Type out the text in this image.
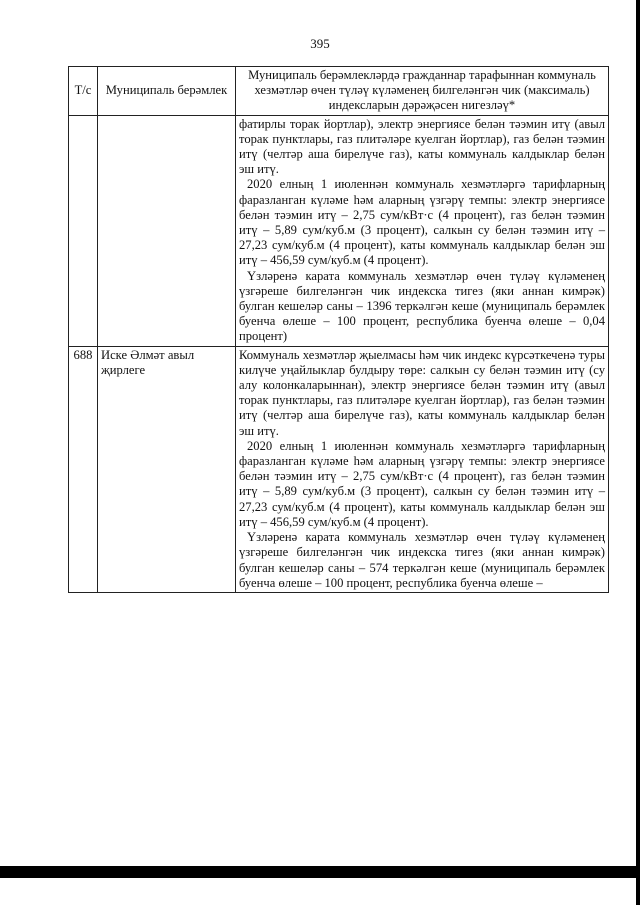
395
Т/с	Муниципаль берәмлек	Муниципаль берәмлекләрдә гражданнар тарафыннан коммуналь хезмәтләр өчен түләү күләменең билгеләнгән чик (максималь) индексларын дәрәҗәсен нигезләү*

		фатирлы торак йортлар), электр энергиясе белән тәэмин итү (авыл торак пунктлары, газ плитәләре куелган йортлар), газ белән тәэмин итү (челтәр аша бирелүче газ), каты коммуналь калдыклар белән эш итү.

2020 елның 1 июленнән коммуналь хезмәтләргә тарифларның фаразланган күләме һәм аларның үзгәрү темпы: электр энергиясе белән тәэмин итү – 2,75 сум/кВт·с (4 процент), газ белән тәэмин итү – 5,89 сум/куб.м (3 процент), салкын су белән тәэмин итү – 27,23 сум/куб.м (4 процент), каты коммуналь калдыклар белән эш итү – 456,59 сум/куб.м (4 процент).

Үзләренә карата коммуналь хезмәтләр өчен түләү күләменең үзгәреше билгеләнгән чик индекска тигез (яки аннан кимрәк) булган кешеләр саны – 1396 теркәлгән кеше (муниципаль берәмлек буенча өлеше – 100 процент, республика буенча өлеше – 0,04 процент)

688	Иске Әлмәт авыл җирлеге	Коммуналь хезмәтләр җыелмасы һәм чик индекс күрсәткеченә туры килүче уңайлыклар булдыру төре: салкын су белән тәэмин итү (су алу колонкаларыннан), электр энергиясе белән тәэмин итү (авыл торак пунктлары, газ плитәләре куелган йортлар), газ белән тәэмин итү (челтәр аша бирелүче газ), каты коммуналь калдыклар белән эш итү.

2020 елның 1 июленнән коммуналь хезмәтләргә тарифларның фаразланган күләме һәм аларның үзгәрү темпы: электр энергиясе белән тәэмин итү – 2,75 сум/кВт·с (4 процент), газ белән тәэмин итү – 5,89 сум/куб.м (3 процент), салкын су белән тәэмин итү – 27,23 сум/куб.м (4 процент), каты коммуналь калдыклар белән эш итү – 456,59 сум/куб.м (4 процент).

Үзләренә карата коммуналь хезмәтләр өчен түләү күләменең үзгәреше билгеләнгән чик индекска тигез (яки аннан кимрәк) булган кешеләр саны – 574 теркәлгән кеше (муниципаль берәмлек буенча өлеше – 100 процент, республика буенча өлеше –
...
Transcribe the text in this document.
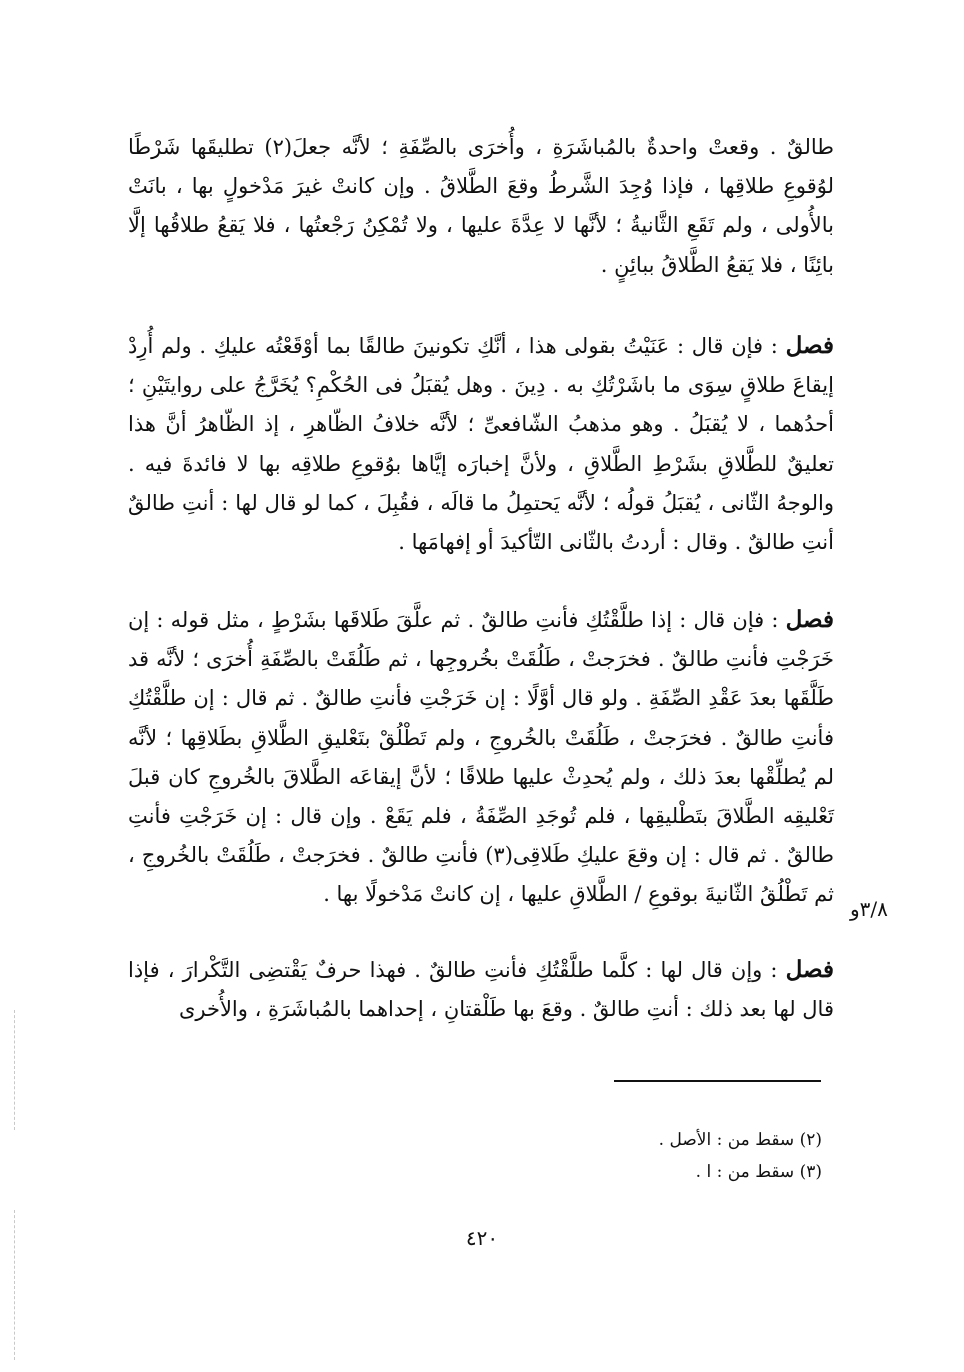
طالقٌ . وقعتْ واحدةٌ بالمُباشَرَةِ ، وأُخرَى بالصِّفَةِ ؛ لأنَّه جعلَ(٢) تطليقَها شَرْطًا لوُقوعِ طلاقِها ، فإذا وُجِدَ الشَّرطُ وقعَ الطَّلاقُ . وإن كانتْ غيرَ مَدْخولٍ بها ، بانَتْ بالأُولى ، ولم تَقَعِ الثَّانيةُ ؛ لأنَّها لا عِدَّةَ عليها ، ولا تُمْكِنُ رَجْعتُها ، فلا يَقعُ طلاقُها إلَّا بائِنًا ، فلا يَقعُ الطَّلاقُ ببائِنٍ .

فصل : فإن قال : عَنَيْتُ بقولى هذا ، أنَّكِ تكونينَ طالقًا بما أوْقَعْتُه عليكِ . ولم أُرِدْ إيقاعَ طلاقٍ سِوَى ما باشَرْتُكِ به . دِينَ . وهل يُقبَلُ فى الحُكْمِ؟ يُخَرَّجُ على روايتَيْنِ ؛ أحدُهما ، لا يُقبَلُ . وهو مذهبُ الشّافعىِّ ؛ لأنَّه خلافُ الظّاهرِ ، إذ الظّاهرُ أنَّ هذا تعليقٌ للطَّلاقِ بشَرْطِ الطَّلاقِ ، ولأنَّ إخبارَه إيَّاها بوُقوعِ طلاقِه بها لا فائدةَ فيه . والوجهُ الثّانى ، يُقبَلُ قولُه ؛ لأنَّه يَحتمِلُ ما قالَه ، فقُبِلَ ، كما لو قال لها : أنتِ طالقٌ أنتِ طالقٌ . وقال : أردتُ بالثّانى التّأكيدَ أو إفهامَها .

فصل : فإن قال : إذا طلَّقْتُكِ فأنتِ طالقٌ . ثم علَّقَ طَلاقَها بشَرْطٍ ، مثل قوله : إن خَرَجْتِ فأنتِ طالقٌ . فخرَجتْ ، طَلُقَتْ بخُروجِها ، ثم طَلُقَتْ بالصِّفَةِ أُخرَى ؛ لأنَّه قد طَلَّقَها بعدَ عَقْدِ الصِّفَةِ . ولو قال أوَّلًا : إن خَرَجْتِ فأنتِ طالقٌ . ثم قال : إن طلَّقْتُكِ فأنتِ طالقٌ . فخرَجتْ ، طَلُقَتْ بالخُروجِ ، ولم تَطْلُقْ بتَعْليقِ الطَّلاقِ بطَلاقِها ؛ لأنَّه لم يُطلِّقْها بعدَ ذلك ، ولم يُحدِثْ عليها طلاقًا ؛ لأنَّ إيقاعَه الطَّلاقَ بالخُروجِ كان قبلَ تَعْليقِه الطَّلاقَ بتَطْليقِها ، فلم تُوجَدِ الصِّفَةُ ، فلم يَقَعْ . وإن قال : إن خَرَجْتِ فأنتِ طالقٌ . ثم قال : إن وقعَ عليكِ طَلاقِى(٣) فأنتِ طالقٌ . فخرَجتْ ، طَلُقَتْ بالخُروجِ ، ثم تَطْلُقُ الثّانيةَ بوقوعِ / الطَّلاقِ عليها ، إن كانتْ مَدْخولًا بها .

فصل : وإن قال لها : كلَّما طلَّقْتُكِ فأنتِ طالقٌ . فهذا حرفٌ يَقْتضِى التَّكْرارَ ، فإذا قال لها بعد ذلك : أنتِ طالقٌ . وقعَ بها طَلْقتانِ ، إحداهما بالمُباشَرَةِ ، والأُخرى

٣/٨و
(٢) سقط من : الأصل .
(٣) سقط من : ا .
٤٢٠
* * *
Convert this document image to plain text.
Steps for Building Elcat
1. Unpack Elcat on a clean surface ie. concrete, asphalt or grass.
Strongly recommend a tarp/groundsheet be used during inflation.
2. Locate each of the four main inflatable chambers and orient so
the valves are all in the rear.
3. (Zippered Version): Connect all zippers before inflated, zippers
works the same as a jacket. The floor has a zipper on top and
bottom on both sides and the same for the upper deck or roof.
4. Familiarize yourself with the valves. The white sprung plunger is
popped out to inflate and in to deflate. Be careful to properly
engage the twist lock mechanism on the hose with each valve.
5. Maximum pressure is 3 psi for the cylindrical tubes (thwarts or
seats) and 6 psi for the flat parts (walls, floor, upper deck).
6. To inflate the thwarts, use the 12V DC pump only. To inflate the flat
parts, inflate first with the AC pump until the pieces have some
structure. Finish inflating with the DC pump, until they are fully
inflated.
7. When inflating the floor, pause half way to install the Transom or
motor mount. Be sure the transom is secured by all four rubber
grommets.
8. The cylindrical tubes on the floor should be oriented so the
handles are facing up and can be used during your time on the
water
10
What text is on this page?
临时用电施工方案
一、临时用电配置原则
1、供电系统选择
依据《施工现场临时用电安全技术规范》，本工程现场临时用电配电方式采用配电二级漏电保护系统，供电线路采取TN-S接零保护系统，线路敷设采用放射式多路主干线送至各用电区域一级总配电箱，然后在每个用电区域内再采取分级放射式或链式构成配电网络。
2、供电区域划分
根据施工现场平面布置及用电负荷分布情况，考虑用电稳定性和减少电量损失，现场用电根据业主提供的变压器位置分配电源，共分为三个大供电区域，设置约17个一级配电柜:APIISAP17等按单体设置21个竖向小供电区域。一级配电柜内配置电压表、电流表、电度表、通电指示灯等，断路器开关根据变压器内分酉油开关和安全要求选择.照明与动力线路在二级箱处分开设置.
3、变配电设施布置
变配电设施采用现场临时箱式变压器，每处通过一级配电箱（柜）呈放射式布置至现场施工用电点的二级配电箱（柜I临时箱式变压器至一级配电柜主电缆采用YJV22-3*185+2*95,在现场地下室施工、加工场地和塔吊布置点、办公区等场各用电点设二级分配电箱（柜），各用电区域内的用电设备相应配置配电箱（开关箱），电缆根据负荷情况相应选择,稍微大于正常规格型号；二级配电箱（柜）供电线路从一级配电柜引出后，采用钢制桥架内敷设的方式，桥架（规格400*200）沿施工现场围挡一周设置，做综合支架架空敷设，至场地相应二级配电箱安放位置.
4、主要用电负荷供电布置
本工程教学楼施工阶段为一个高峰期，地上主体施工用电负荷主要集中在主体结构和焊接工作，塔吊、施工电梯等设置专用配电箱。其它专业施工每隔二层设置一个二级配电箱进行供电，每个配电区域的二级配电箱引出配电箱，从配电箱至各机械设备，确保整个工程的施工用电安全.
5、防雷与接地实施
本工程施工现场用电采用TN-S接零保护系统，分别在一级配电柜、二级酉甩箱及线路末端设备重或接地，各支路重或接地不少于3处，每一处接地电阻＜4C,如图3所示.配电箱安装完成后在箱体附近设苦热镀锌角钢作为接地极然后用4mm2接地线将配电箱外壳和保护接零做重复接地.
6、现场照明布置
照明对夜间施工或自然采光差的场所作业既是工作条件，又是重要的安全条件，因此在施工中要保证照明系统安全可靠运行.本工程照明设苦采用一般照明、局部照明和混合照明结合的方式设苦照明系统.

WRITTEN TASK: Select and copy every line of the material that holds the string "пунктлары".

FINAL RESULT:
		фатирлы торак йортлар), электр энергиясе белән тәэмин итү (авыл торак пунктлары, газ плитәләре куелган йортлар), газ белән тәэмин итү (челтәр аша бирелүче газ), каты коммуналь калдыклар белән эш итү.
688	Иске Әлмәт авыл җирлеге	Коммуналь хезмәтләр җыелмасы һәм чик индекс күрсәткеченә туры килүче уңайлыклар булдыру төре: салкын су белән тәэмин итү (су алу колонкаларыннан), электр энергиясе белән тәэмин итү (авыл торак пунктлары, газ плитәләре куелган йортлар), газ белән тәэмин итү (челтәр аша бирелүче газ), каты коммуналь калдыклар белән эш итү.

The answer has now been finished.